§ **EXERCISE DIRECTIONS**
Extract each line from the entries below that has the string "ignition" in it.

§ **LISTED ENTRIES**

=======

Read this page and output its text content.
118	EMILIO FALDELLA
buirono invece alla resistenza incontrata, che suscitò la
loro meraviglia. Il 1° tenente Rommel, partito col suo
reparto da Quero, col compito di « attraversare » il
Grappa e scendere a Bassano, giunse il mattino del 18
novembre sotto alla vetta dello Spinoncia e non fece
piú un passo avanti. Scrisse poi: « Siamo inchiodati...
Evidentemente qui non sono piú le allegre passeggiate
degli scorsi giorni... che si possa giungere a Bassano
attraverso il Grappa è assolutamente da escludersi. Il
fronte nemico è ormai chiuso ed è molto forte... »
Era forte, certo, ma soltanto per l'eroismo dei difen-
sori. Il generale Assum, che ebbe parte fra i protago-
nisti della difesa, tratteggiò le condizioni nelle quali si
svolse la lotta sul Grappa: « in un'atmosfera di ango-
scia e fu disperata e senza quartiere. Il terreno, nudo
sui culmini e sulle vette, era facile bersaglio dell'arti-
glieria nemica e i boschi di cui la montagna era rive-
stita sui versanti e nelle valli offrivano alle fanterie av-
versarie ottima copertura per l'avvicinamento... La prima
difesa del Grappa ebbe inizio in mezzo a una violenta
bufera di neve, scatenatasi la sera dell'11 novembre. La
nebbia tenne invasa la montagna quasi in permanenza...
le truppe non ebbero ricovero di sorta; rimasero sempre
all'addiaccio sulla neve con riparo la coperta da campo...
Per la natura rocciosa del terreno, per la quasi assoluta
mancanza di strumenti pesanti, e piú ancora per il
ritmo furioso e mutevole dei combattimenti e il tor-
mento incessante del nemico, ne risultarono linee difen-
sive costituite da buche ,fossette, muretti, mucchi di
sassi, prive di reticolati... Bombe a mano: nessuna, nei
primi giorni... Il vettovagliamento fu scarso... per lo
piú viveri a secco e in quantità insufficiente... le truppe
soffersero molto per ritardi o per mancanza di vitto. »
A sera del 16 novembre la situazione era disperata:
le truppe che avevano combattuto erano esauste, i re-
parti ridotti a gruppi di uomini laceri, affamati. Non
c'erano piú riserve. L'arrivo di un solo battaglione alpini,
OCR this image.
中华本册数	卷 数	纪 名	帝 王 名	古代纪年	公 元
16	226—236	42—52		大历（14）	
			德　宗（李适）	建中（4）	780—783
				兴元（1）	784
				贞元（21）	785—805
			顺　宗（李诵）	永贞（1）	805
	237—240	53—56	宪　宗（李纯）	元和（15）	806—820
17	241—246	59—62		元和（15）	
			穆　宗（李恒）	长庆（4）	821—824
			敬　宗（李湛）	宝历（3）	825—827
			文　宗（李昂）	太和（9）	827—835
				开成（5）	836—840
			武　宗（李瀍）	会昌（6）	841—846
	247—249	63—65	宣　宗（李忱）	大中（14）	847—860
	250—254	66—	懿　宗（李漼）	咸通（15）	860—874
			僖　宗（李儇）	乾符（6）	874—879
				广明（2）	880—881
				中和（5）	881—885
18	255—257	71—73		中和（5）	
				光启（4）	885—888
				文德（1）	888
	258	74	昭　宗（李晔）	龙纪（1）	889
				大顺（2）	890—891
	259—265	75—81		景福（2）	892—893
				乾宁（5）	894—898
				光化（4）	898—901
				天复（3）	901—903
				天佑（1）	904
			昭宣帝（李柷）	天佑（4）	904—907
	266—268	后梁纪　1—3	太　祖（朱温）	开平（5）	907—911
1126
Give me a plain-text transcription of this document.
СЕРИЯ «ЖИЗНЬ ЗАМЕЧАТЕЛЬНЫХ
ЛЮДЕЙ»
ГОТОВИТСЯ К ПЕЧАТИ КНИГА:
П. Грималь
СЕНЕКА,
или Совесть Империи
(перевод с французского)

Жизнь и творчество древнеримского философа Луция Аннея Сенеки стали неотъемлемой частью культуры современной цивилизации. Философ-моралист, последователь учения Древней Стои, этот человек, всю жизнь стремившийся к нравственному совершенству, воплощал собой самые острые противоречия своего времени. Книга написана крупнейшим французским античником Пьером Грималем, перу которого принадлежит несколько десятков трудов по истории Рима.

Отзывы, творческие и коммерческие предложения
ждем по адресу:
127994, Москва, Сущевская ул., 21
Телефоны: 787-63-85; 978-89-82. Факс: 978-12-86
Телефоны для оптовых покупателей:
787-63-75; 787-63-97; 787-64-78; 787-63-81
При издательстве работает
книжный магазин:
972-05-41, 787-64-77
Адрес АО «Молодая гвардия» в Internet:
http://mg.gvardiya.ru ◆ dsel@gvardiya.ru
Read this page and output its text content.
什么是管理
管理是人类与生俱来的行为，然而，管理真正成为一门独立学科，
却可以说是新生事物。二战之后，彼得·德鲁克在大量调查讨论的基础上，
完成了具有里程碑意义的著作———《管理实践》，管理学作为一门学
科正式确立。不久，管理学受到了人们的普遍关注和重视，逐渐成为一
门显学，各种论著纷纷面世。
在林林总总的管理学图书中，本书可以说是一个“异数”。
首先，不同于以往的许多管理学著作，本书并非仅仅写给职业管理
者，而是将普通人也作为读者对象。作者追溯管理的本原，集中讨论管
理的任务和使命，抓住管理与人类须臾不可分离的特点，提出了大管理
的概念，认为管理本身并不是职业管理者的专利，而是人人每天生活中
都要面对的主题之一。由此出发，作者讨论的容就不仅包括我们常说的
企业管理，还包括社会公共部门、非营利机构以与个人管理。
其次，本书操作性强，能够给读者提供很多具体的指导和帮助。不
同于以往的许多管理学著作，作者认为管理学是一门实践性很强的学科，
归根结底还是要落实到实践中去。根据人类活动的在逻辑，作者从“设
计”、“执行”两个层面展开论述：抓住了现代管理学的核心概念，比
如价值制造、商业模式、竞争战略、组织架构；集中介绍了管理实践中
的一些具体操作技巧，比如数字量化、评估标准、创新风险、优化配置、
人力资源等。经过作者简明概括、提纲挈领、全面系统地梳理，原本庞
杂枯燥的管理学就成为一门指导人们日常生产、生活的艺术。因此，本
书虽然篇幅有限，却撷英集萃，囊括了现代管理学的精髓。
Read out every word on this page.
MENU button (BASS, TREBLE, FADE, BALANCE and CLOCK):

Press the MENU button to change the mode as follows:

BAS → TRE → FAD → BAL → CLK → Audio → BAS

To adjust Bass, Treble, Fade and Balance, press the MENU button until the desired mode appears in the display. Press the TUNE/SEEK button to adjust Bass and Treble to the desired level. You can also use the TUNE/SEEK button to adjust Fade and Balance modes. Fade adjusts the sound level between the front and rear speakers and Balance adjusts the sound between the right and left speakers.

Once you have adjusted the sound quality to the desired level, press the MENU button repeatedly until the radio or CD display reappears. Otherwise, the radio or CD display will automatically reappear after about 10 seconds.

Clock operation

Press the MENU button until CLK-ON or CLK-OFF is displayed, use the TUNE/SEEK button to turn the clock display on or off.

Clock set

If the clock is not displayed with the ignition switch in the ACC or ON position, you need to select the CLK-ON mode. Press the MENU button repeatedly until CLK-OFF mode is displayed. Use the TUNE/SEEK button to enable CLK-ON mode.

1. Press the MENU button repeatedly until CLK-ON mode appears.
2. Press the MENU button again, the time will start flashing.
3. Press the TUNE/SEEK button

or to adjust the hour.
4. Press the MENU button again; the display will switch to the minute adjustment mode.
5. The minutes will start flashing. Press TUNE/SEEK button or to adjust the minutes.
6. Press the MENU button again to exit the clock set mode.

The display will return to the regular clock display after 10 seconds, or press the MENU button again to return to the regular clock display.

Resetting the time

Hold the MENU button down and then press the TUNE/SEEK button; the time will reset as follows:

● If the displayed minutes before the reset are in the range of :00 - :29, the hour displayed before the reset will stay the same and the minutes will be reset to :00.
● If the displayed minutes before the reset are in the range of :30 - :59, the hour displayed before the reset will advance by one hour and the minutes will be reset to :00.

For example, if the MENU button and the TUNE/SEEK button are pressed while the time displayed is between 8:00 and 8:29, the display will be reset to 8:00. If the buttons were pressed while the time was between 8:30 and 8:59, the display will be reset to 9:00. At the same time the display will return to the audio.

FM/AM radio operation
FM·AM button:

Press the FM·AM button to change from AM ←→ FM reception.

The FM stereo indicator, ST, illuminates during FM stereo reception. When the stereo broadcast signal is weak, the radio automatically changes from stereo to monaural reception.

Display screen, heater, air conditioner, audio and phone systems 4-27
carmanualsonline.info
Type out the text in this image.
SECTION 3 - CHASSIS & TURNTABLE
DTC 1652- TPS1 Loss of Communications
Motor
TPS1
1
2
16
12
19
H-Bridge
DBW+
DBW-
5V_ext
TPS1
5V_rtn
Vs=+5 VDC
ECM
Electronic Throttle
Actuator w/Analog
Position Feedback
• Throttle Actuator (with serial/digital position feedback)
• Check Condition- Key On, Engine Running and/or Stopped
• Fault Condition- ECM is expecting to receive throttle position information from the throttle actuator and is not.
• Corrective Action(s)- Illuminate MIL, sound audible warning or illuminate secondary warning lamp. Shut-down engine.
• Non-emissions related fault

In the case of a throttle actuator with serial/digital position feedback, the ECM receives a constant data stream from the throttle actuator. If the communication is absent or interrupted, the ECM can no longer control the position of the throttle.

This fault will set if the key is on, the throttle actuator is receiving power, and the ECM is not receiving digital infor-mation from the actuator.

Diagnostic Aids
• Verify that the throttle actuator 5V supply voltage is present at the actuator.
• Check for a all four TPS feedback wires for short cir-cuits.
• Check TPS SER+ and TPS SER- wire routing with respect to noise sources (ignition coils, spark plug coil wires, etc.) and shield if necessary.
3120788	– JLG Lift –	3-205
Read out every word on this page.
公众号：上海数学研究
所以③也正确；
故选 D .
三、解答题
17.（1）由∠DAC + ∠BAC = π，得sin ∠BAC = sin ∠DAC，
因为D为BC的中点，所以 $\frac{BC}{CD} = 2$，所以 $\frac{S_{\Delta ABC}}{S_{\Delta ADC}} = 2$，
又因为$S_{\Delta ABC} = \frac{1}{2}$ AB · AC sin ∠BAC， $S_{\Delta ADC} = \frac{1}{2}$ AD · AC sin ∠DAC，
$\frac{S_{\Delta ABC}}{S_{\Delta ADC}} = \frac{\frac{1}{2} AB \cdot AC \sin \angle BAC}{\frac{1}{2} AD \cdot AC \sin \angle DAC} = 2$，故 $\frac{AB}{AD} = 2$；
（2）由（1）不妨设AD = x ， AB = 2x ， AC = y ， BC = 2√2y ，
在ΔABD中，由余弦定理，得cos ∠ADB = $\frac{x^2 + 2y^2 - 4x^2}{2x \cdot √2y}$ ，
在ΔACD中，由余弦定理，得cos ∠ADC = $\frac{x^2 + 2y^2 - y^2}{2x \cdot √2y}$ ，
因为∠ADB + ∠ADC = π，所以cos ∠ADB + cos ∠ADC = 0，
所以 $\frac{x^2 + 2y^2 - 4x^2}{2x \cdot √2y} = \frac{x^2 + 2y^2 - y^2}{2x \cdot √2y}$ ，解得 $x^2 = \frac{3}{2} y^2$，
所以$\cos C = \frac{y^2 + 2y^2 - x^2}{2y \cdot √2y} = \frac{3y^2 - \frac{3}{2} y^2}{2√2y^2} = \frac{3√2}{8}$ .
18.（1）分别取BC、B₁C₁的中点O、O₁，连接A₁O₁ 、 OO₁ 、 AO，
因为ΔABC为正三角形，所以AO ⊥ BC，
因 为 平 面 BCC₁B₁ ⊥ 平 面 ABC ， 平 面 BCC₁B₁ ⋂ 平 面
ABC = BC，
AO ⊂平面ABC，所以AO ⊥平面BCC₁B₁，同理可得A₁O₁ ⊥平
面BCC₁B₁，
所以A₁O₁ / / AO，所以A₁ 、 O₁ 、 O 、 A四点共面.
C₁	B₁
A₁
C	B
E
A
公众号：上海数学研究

=======

§ **COMPLETE RESPONSE**
If the clock is not displayed with the ignition switch in the ACC or ON position, you need to select the CLK-ON mode. Press the MENU button repeatedly until CLK-OFF mode is displayed. Use the TUNE/SEEK button to enable CLK-ON mode.
• Check TPS SER+ and TPS SER- wire routing with respect to noise sources (ignition coils, spark plug coil wires, etc.) and shield if necessary.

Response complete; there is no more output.